§ PROBLEM TO WORK ON: Extract the full listing verbatim and drop any pictures from your copy.

§ Dataset items:

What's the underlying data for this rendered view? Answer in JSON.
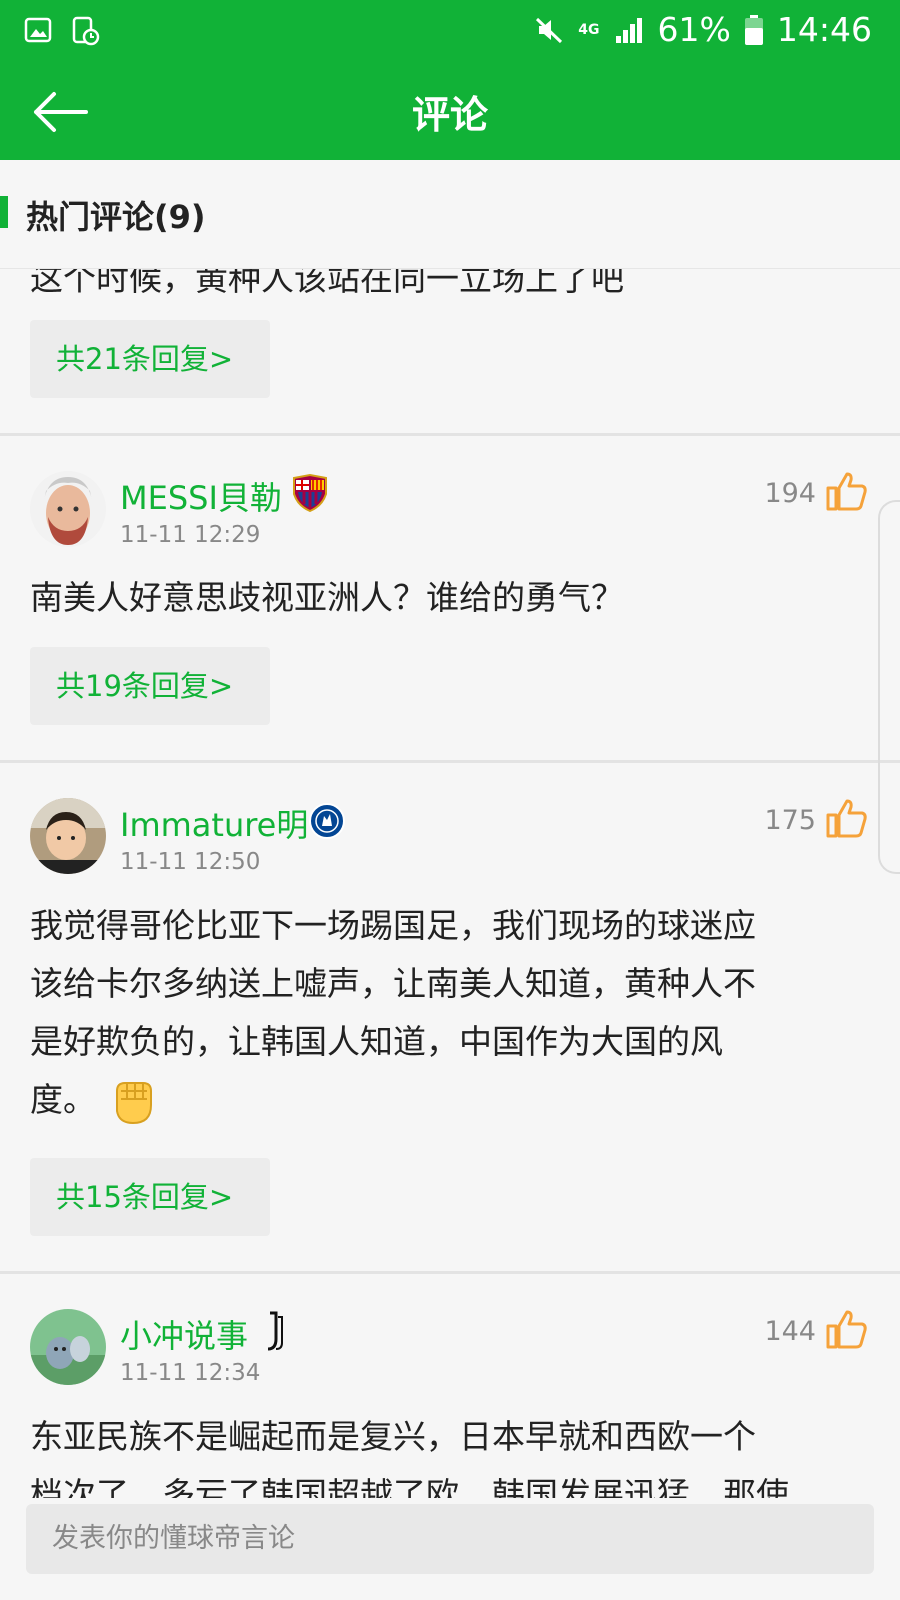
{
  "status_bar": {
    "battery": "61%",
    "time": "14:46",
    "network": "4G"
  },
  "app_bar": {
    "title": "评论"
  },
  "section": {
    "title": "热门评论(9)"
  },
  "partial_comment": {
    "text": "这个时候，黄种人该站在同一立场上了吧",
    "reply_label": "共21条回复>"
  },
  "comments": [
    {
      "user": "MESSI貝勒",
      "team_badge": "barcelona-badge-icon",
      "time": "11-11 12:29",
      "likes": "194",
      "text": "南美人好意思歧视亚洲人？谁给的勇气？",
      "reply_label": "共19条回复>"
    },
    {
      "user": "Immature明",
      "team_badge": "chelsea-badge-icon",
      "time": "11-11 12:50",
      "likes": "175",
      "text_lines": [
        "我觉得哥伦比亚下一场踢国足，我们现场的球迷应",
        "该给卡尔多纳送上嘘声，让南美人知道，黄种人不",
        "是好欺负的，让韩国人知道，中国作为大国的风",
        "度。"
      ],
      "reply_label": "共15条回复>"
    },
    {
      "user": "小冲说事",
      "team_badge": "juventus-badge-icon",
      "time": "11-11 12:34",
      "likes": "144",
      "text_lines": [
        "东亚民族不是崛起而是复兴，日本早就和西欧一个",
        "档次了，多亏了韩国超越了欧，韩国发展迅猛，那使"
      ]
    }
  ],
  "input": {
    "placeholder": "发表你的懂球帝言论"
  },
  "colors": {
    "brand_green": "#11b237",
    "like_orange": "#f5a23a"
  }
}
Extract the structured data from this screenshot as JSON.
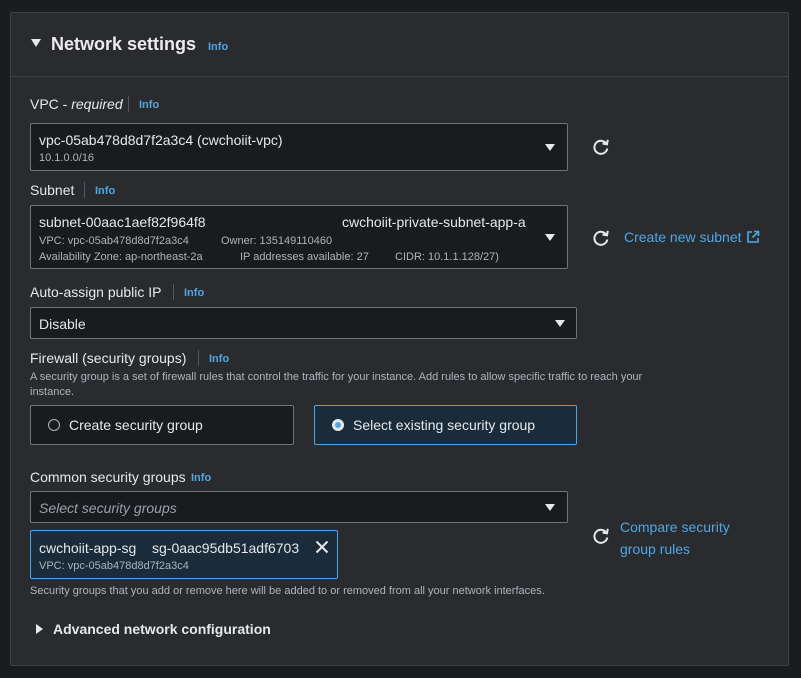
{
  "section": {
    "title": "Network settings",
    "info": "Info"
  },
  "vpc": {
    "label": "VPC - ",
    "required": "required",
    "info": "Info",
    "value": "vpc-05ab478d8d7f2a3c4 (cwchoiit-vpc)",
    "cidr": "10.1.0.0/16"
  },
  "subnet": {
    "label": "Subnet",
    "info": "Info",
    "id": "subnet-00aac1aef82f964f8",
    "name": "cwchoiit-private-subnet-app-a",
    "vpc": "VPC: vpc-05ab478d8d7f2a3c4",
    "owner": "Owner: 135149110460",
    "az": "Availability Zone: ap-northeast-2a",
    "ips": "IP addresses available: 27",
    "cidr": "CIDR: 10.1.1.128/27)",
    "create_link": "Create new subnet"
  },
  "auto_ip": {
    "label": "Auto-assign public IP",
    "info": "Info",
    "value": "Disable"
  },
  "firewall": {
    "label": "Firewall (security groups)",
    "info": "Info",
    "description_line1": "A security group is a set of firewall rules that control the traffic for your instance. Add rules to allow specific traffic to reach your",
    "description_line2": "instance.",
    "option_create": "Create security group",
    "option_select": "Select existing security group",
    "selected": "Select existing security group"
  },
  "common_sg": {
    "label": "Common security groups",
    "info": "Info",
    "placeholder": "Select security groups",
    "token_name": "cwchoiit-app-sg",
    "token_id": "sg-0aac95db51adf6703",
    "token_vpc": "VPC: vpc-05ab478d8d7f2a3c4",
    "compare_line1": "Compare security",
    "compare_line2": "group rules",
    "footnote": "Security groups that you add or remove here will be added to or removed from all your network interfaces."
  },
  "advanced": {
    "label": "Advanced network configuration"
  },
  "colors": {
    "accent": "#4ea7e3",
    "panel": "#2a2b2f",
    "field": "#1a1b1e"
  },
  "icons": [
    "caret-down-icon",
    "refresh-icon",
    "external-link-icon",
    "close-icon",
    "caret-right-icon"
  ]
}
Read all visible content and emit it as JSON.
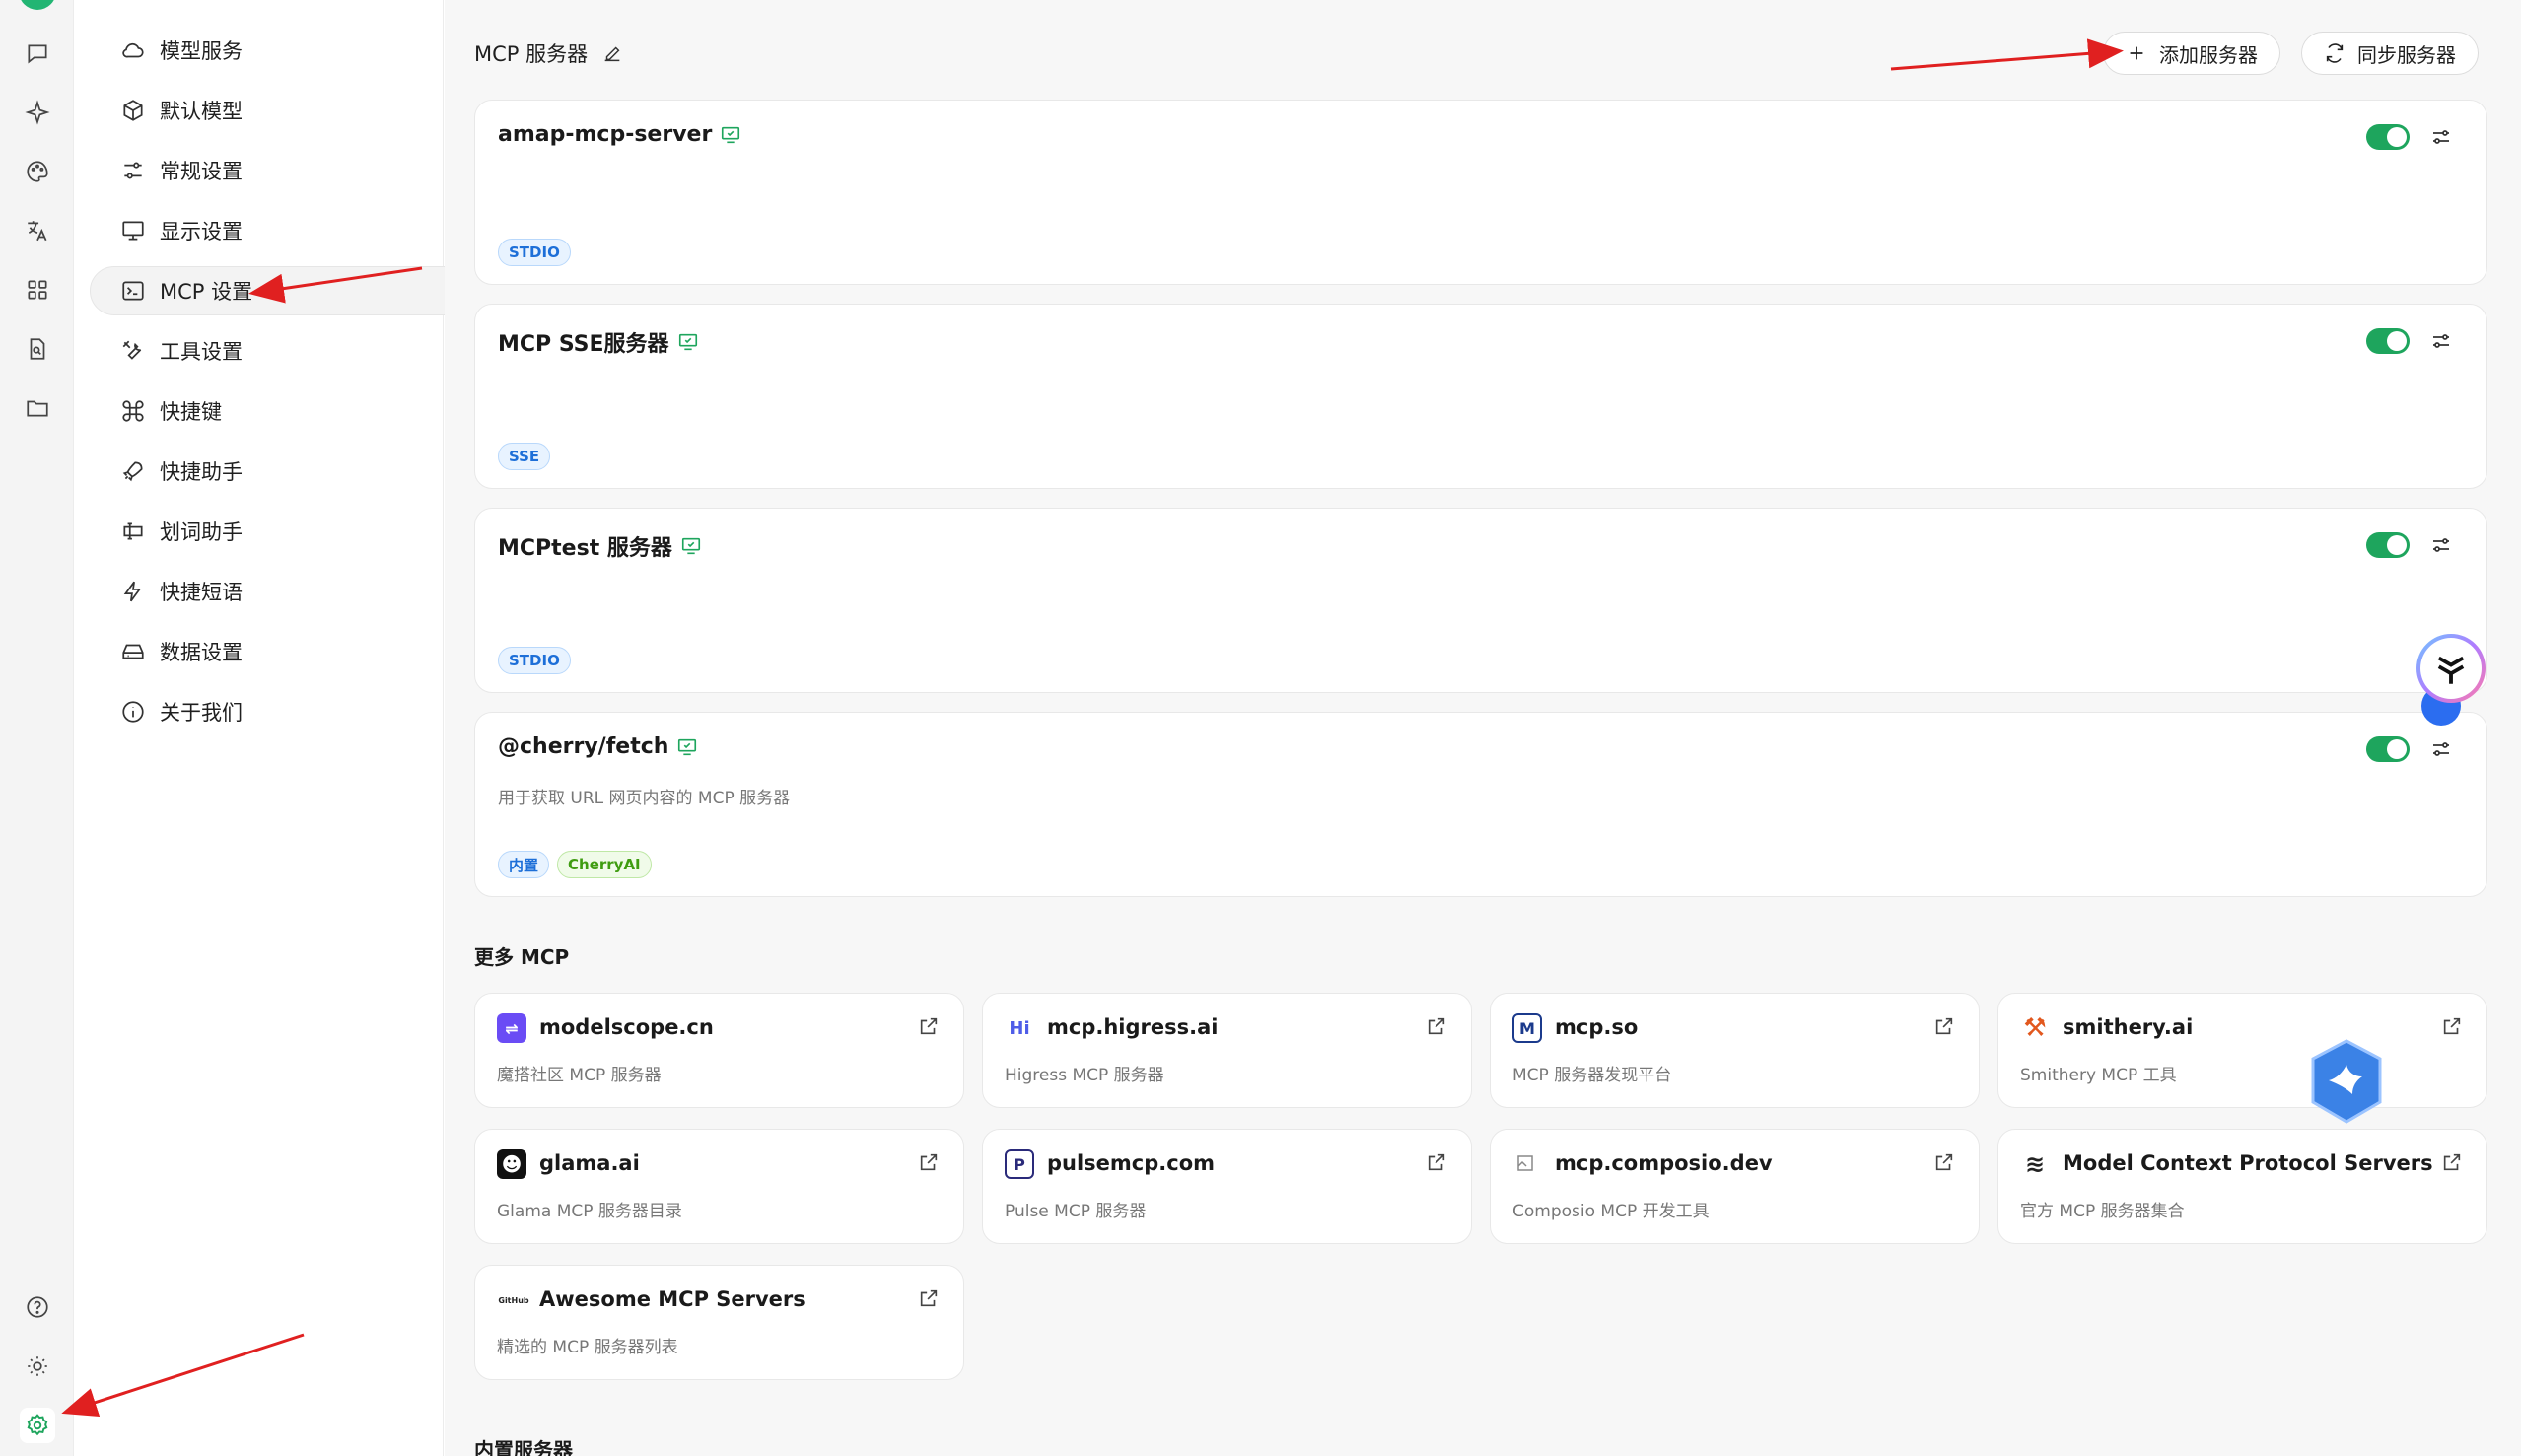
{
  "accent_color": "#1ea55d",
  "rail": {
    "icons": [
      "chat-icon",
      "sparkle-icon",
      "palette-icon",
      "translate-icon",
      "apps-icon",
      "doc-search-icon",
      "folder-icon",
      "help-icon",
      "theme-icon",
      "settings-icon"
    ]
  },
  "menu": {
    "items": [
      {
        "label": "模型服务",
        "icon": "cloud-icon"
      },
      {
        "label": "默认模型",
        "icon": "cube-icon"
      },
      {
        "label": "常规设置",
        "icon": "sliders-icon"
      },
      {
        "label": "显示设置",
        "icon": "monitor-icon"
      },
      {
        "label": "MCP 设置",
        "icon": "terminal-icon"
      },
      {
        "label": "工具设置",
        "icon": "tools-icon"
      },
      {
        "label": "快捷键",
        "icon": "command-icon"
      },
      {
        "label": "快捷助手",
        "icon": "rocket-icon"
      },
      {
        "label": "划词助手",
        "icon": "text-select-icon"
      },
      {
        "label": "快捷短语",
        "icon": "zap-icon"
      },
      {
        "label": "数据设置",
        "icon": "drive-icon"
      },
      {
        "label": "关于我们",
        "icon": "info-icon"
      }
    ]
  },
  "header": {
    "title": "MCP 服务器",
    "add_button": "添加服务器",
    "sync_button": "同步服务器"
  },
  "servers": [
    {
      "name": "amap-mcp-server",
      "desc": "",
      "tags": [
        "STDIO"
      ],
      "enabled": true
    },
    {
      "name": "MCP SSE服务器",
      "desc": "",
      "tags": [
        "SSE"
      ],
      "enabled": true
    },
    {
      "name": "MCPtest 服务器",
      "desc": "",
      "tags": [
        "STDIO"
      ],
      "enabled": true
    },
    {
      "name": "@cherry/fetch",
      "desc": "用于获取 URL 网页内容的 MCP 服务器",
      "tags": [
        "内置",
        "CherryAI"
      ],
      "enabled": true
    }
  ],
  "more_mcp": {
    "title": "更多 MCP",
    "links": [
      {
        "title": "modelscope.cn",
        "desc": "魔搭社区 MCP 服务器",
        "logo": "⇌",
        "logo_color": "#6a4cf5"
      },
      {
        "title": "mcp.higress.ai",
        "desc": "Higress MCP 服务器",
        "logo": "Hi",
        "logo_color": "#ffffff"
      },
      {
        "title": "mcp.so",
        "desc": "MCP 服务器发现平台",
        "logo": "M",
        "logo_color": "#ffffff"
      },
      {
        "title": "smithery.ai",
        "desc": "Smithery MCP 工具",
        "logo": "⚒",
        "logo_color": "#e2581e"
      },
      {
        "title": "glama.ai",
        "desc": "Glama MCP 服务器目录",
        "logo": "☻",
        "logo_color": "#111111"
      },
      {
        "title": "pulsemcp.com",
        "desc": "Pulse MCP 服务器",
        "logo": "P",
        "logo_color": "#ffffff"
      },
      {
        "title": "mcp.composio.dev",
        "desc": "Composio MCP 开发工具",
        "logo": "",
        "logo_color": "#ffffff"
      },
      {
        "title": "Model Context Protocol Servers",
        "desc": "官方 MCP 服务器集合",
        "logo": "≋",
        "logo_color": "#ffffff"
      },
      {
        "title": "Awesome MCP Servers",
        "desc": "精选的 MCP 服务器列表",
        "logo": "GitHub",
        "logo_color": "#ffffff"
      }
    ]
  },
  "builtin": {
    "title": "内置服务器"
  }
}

§ ANSWER BELOW:
What's the underlying data for this rendered view? Answer in JSON.
{
  "status_bar": {
    "battery": "61%",
    "time": "14:46",
    "network": "4G"
  },
  "app_bar": {
    "title": "评论"
  },
  "section": {
    "title": "热门评论(9)"
  },
  "partial_comment": {
    "text": "这个时候，黄种人该站在同一立场上了吧",
    "reply_label": "共21条回复>"
  },
  "comments": [
    {
      "user": "MESSI貝勒",
      "team_badge": "barcelona-badge-icon",
      "time": "11-11 12:29",
      "likes": "194",
      "text": "南美人好意思歧视亚洲人？谁给的勇气？",
      "reply_label": "共19条回复>"
    },
    {
      "user": "Immature明",
      "team_badge": "chelsea-badge-icon",
      "time": "11-11 12:50",
      "likes": "175",
      "text_lines": [
        "我觉得哥伦比亚下一场踢国足，我们现场的球迷应",
        "该给卡尔多纳送上嘘声，让南美人知道，黄种人不",
        "是好欺负的，让韩国人知道，中国作为大国的风",
        "度。"
      ],
      "reply_label": "共15条回复>"
    },
    {
      "user": "小冲说事",
      "team_badge": "juventus-badge-icon",
      "time": "11-11 12:34",
      "likes": "144",
      "text_lines": [
        "东亚民族不是崛起而是复兴，日本早就和西欧一个",
        "档次了，多亏了韩国超越了欧，韩国发展迅猛，那使"
      ]
    }
  ],
  "input": {
    "placeholder": "发表你的懂球帝言论"
  },
  "colors": {
    "brand_green": "#11b237",
    "like_orange": "#f5a23a"
  }
}
Extract the structured data from this screenshot as JSON.
{
  "section": {
    "title": "Network settings",
    "info": "Info"
  },
  "vpc": {
    "label": "VPC - ",
    "required": "required",
    "info": "Info",
    "value": "vpc-05ab478d8d7f2a3c4 (cwchoiit-vpc)",
    "cidr": "10.1.0.0/16"
  },
  "subnet": {
    "label": "Subnet",
    "info": "Info",
    "id": "subnet-00aac1aef82f964f8",
    "name": "cwchoiit-private-subnet-app-a",
    "vpc": "VPC: vpc-05ab478d8d7f2a3c4",
    "owner": "Owner: 135149110460",
    "az": "Availability Zone: ap-northeast-2a",
    "ips": "IP addresses available: 27",
    "cidr": "CIDR: 10.1.1.128/27)",
    "create_link": "Create new subnet"
  },
  "auto_ip": {
    "label": "Auto-assign public IP",
    "info": "Info",
    "value": "Disable"
  },
  "firewall": {
    "label": "Firewall (security groups)",
    "info": "Info",
    "description_line1": "A security group is a set of firewall rules that control the traffic for your instance. Add rules to allow specific traffic to reach your",
    "description_line2": "instance.",
    "option_create": "Create security group",
    "option_select": "Select existing security group",
    "selected": "Select existing security group"
  },
  "common_sg": {
    "label": "Common security groups",
    "info": "Info",
    "placeholder": "Select security groups",
    "token_name": "cwchoiit-app-sg",
    "token_id": "sg-0aac95db51adf6703",
    "token_vpc": "VPC: vpc-05ab478d8d7f2a3c4",
    "compare_line1": "Compare security",
    "compare_line2": "group rules",
    "footnote": "Security groups that you add or remove here will be added to or removed from all your network interfaces."
  },
  "advanced": {
    "label": "Advanced network configuration"
  },
  "colors": {
    "accent": "#4ea7e3",
    "panel": "#2a2b2f",
    "field": "#1a1b1e"
  },
  "icons": [
    "caret-down-icon",
    "refresh-icon",
    "external-link-icon",
    "close-icon",
    "caret-right-icon"
  ]
}
Read all visible content and emit it as JSON.
{
  "accent_color": "#1ea55d",
  "rail": {
    "icons": [
      "chat-icon",
      "sparkle-icon",
      "palette-icon",
      "translate-icon",
      "apps-icon",
      "doc-search-icon",
      "folder-icon",
      "help-icon",
      "theme-icon",
      "settings-icon"
    ]
  },
  "menu": {
    "items": [
      {
        "label": "模型服务",
        "icon": "cloud-icon"
      },
      {
        "label": "默认模型",
        "icon": "cube-icon"
      },
      {
        "label": "常规设置",
        "icon": "sliders-icon"
      },
      {
        "label": "显示设置",
        "icon": "monitor-icon"
      },
      {
        "label": "MCP 设置",
        "icon": "terminal-icon"
      },
      {
        "label": "工具设置",
        "icon": "tools-icon"
      },
      {
        "label": "快捷键",
        "icon": "command-icon"
      },
      {
        "label": "快捷助手",
        "icon": "rocket-icon"
      },
      {
        "label": "划词助手",
        "icon": "text-select-icon"
      },
      {
        "label": "快捷短语",
        "icon": "zap-icon"
      },
      {
        "label": "数据设置",
        "icon": "drive-icon"
      },
      {
        "label": "关于我们",
        "icon": "info-icon"
      }
    ]
  },
  "header": {
    "title": "MCP 服务器",
    "add_button": "添加服务器",
    "sync_button": "同步服务器"
  },
  "servers": [
    {
      "name": "amap-mcp-server",
      "desc": "",
      "tags": [
        "STDIO"
      ],
      "enabled": true
    },
    {
      "name": "MCP SSE服务器",
      "desc": "",
      "tags": [
        "SSE"
      ],
      "enabled": true
    },
    {
      "name": "MCPtest 服务器",
      "desc": "",
      "tags": [
        "STDIO"
      ],
      "enabled": true
    },
    {
      "name": "@cherry/fetch",
      "desc": "用于获取 URL 网页内容的 MCP 服务器",
      "tags": [
        "内置",
        "CherryAI"
      ],
      "enabled": true
    }
  ],
  "more_mcp": {
    "title": "更多 MCP",
    "links": [
      {
        "title": "modelscope.cn",
        "desc": "魔搭社区 MCP 服务器",
        "logo": "⇌",
        "logo_color": "#6a4cf5"
      },
      {
        "title": "mcp.higress.ai",
        "desc": "Higress MCP 服务器",
        "logo": "Hi",
        "logo_color": "#ffffff"
      },
      {
        "title": "mcp.so",
        "desc": "MCP 服务器发现平台",
        "logo": "M",
        "logo_color": "#ffffff"
      },
      {
        "title": "smithery.ai",
        "desc": "Smithery MCP 工具",
        "logo": "⚒",
        "logo_color": "#e2581e"
      },
      {
        "title": "glama.ai",
        "desc": "Glama MCP 服务器目录",
        "logo": "☻",
        "logo_color": "#111111"
      },
      {
        "title": "pulsemcp.com",
        "desc": "Pulse MCP 服务器",
        "logo": "P",
        "logo_color": "#ffffff"
      },
      {
        "title": "mcp.composio.dev",
        "desc": "Composio MCP 开发工具",
        "logo": "",
        "logo_color": "#ffffff"
      },
      {
        "title": "Model Context Protocol Servers",
        "desc": "官方 MCP 服务器集合",
        "logo": "≋",
        "logo_color": "#ffffff"
      },
      {
        "title": "Awesome MCP Servers",
        "desc": "精选的 MCP 服务器列表",
        "logo": "GitHub",
        "logo_color": "#ffffff"
      }
    ]
  },
  "builtin": {
    "title": "内置服务器"
  }
}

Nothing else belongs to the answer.